### [DO THIS]
Print all of the lines exactly. Any picture among them stays out.

### [DATA LISTING]

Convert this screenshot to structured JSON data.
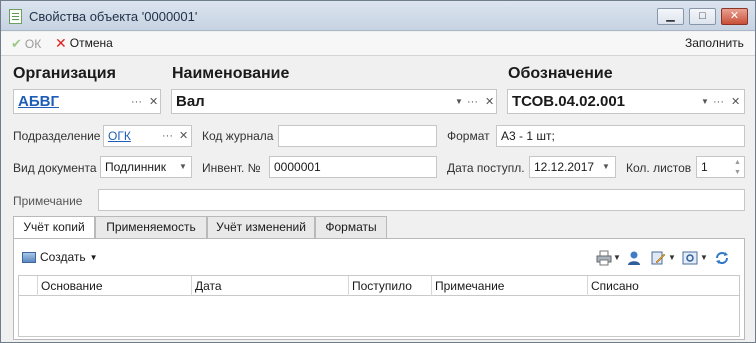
{
  "window": {
    "title": "Свойства объекта '0000001'"
  },
  "toolbar": {
    "ok": "ОК",
    "cancel": "Отмена",
    "fill": "Заполнить"
  },
  "org": {
    "label": "Организация",
    "value": "АБВГ"
  },
  "name": {
    "label": "Наименование",
    "value": "Вал"
  },
  "designation": {
    "label": "Обозначение",
    "value": "ТСОВ.04.02.001"
  },
  "subdivision": {
    "label": "Подразделение",
    "value": "ОГК"
  },
  "journal": {
    "label": "Код журнала",
    "value": ""
  },
  "format": {
    "label": "Формат",
    "value": "А3 - 1 шт;"
  },
  "doctype": {
    "label": "Вид документа",
    "value": "Подлинник"
  },
  "inv": {
    "label": "Инвент. №",
    "value": "0000001"
  },
  "received_date": {
    "label": "Дата поступл.",
    "value": "12.12.2017"
  },
  "sheets": {
    "label": "Кол. листов",
    "value": "1"
  },
  "note": {
    "label": "Примечание",
    "value": ""
  },
  "tabs": [
    "Учёт копий",
    "Применяемость",
    "Учёт изменений",
    "Форматы"
  ],
  "panel": {
    "create": "Создать"
  },
  "grid": {
    "columns": [
      "Основание",
      "Дата",
      "Поступило",
      "Примечание",
      "Списано"
    ]
  }
}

### [RIGHT ANSWER]
Convert this screenshot to structured JSON data.
{
  "window": {
    "title": "Свойства объекта '0000001'"
  },
  "toolbar": {
    "ok": "ОК",
    "cancel": "Отмена",
    "fill": "Заполнить"
  },
  "org": {
    "label": "Организация",
    "value": "АБВГ"
  },
  "name": {
    "label": "Наименование",
    "value": "Вал"
  },
  "designation": {
    "label": "Обозначение",
    "value": "ТСОВ.04.02.001"
  },
  "subdivision": {
    "label": "Подразделение",
    "value": "ОГК"
  },
  "journal": {
    "label": "Код журнала",
    "value": ""
  },
  "format": {
    "label": "Формат",
    "value": "А3 - 1 шт;"
  },
  "doctype": {
    "label": "Вид документа",
    "value": "Подлинник"
  },
  "inv": {
    "label": "Инвент. №",
    "value": "0000001"
  },
  "received_date": {
    "label": "Дата поступл.",
    "value": "12.12.2017"
  },
  "sheets": {
    "label": "Кол. листов",
    "value": "1"
  },
  "note": {
    "label": "Примечание",
    "value": ""
  },
  "tabs": [
    "Учёт копий",
    "Применяемость",
    "Учёт изменений",
    "Форматы"
  ],
  "panel": {
    "create": "Создать"
  },
  "grid": {
    "columns": [
      "Основание",
      "Дата",
      "Поступило",
      "Примечание",
      "Списано"
    ]
  }
}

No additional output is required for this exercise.